◆ **Record set**:
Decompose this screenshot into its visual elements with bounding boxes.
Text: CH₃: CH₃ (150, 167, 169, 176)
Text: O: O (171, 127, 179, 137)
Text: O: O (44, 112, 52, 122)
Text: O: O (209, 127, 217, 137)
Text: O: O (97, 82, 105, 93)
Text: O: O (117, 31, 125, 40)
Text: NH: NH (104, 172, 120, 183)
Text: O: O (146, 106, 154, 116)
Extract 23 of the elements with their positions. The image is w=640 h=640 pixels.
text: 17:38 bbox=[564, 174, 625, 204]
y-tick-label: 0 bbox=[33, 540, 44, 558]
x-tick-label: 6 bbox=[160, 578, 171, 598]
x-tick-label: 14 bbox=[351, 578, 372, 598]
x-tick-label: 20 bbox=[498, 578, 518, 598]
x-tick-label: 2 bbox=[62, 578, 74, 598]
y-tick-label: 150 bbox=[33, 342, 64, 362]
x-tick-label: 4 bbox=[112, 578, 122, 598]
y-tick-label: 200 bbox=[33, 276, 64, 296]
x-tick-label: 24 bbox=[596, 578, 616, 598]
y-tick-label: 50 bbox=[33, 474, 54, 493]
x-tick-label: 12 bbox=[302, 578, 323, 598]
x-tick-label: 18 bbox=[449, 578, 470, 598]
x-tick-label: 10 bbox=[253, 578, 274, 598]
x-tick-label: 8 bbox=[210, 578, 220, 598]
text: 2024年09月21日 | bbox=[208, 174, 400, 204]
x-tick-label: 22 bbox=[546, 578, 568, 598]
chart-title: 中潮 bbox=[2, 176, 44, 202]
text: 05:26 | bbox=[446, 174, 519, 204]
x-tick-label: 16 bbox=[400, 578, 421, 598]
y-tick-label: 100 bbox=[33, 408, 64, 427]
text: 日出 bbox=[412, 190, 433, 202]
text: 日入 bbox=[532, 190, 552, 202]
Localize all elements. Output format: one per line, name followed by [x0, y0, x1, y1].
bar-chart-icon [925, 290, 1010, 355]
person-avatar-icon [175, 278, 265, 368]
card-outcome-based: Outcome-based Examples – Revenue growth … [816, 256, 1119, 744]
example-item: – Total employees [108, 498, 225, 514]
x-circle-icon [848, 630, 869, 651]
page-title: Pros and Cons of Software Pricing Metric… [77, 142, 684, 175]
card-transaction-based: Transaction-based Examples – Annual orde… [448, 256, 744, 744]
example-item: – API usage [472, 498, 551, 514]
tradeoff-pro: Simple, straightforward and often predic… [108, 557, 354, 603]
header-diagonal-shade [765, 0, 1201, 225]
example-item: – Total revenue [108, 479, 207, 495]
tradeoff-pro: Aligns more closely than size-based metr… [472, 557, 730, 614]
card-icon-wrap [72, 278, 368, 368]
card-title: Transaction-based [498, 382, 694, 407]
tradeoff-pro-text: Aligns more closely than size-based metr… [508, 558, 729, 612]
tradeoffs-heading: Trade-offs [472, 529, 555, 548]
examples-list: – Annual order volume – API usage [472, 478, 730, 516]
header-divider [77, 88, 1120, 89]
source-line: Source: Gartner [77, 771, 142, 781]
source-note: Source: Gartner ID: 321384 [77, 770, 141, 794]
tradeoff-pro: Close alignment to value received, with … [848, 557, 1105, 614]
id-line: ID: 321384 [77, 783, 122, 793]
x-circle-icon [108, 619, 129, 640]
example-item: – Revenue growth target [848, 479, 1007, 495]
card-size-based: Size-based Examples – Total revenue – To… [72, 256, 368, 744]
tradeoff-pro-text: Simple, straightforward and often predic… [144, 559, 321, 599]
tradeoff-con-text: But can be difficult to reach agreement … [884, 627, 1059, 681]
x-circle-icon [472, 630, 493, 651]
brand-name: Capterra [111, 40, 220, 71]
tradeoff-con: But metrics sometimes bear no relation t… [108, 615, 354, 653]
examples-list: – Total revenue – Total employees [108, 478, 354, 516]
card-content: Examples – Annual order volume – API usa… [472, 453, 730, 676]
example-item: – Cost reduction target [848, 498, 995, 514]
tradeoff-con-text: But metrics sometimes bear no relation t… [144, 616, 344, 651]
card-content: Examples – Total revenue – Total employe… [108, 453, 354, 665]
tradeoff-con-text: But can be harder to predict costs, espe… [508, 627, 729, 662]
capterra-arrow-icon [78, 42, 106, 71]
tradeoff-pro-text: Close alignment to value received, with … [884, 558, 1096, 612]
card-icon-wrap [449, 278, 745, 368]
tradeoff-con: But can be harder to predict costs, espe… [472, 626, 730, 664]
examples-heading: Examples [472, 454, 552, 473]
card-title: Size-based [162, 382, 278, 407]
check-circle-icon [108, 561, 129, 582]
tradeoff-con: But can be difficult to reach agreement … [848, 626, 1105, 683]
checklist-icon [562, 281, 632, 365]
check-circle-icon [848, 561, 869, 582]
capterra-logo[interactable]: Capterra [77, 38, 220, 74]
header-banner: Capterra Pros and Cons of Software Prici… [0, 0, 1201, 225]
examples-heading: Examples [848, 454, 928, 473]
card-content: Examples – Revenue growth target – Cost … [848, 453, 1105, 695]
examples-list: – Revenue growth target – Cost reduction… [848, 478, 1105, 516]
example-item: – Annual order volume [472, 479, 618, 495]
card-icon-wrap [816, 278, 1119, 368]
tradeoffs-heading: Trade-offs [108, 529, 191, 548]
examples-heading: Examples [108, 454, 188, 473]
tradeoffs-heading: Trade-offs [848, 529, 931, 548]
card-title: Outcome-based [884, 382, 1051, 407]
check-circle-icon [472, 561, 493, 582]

◆ **Instructions for the task**: Rewrite all of the entries above, replacing "check-circle-icon" with "checkmark-icon" and leaving everything else unchanged.

◆ **Solution for this task**:
Decompose this screenshot into its visual elements with bounding boxes.
Text: CH₃: CH₃ (150, 167, 169, 176)
Text: O: O (171, 127, 179, 137)
Text: O: O (44, 112, 52, 122)
Text: O: O (209, 127, 217, 137)
Text: O: O (97, 82, 105, 93)
Text: O: O (117, 31, 125, 40)
Text: NH: NH (104, 172, 120, 183)
Text: O: O (146, 106, 154, 116)
Extract 23 of the elements with their positions. The image is w=640 h=640 pixels.
text: 17:38 bbox=[564, 174, 625, 204]
y-tick-label: 0 bbox=[33, 540, 44, 558]
x-tick-label: 6 bbox=[160, 578, 171, 598]
x-tick-label: 14 bbox=[351, 578, 372, 598]
x-tick-label: 20 bbox=[498, 578, 518, 598]
x-tick-label: 2 bbox=[62, 578, 74, 598]
y-tick-label: 150 bbox=[33, 342, 64, 362]
x-tick-label: 4 bbox=[112, 578, 122, 598]
y-tick-label: 200 bbox=[33, 276, 64, 296]
x-tick-label: 24 bbox=[596, 578, 616, 598]
y-tick-label: 50 bbox=[33, 474, 54, 493]
x-tick-label: 12 bbox=[302, 578, 323, 598]
x-tick-label: 18 bbox=[449, 578, 470, 598]
x-tick-label: 10 bbox=[253, 578, 274, 598]
x-tick-label: 8 bbox=[210, 578, 220, 598]
text: 2024年09月21日 | bbox=[208, 174, 400, 204]
x-tick-label: 22 bbox=[546, 578, 568, 598]
chart-title: 中潮 bbox=[2, 176, 44, 202]
text: 05:26 | bbox=[446, 174, 519, 204]
x-tick-label: 16 bbox=[400, 578, 421, 598]
y-tick-label: 100 bbox=[33, 408, 64, 427]
text: 日出 bbox=[412, 190, 433, 202]
text: 日入 bbox=[532, 190, 552, 202]
Localize all elements. Output format: one per line, name followed by [x0, y0, x1, y1].
bar-chart-icon [925, 290, 1010, 355]
person-avatar-icon [175, 278, 265, 368]
card-outcome-based: Outcome-based Examples – Revenue growth … [816, 256, 1119, 744]
example-item: – Total employees [108, 498, 225, 514]
x-circle-icon [848, 630, 869, 651]
page-title: Pros and Cons of Software Pricing Metric… [77, 142, 684, 175]
card-transaction-based: Transaction-based Examples – Annual orde… [448, 256, 744, 744]
example-item: – API usage [472, 498, 551, 514]
tradeoff-pro: Simple, straightforward and often predic… [108, 557, 354, 603]
header-diagonal-shade [765, 0, 1201, 225]
example-item: – Total revenue [108, 479, 207, 495]
tradeoff-pro: Aligns more closely than size-based metr… [472, 557, 730, 614]
card-icon-wrap [72, 278, 368, 368]
card-title: Transaction-based [498, 382, 694, 407]
tradeoff-pro-text: Aligns more closely than size-based metr… [508, 558, 729, 612]
tradeoffs-heading: Trade-offs [472, 529, 555, 548]
examples-list: – Annual order volume – API usage [472, 478, 730, 516]
header-divider [77, 88, 1120, 89]
source-line: Source: Gartner [77, 771, 142, 781]
source-note: Source: Gartner ID: 321384 [77, 770, 141, 794]
tradeoff-pro: Close alignment to value received, with … [848, 557, 1105, 614]
id-line: ID: 321384 [77, 783, 122, 793]
x-circle-icon [108, 619, 129, 640]
example-item: – Revenue growth target [848, 479, 1007, 495]
card-size-based: Size-based Examples – Total revenue – To… [72, 256, 368, 744]
tradeoff-pro-text: Simple, straightforward and often predic… [144, 559, 321, 599]
tradeoff-con-text: But can be difficult to reach agreement … [884, 627, 1059, 681]
x-circle-icon [472, 630, 493, 651]
brand-name: Capterra [111, 40, 220, 71]
tradeoff-con: But metrics sometimes bear no relation t… [108, 615, 354, 653]
examples-list: – Total revenue – Total employees [108, 478, 354, 516]
card-content: Examples – Annual order volume – API usa… [472, 453, 730, 676]
example-item: – Cost reduction target [848, 498, 995, 514]
tradeoff-con-text: But metrics sometimes bear no relation t… [144, 616, 344, 651]
card-content: Examples – Total revenue – Total employe… [108, 453, 354, 665]
tradeoff-con-text: But can be harder to predict costs, espe… [508, 627, 729, 662]
capterra-arrow-icon [78, 42, 106, 71]
tradeoff-pro-text: Close alignment to value received, with … [884, 558, 1096, 612]
card-icon-wrap [449, 278, 745, 368]
tradeoff-con: But can be harder to predict costs, espe… [472, 626, 730, 664]
examples-heading: Examples [472, 454, 552, 473]
card-title: Size-based [162, 382, 278, 407]
checkmark-icon [108, 561, 129, 582]
tradeoff-con: But can be difficult to reach agreement … [848, 626, 1105, 683]
checklist-icon [562, 281, 632, 365]
checkmark-icon [848, 561, 869, 582]
capterra-logo[interactable]: Capterra [77, 38, 220, 74]
header-banner: Capterra Pros and Cons of Software Prici… [0, 0, 1201, 225]
examples-heading: Examples [848, 454, 928, 473]
card-content: Examples – Revenue growth target – Cost … [848, 453, 1105, 695]
examples-list: – Revenue growth target – Cost reduction… [848, 478, 1105, 516]
example-item: – Annual order volume [472, 479, 618, 495]
card-icon-wrap [816, 278, 1119, 368]
tradeoffs-heading: Trade-offs [108, 529, 191, 548]
examples-heading: Examples [108, 454, 188, 473]
tradeoffs-heading: Trade-offs [848, 529, 931, 548]
card-title: Outcome-based [884, 382, 1051, 407]
checkmark-icon [472, 561, 493, 582]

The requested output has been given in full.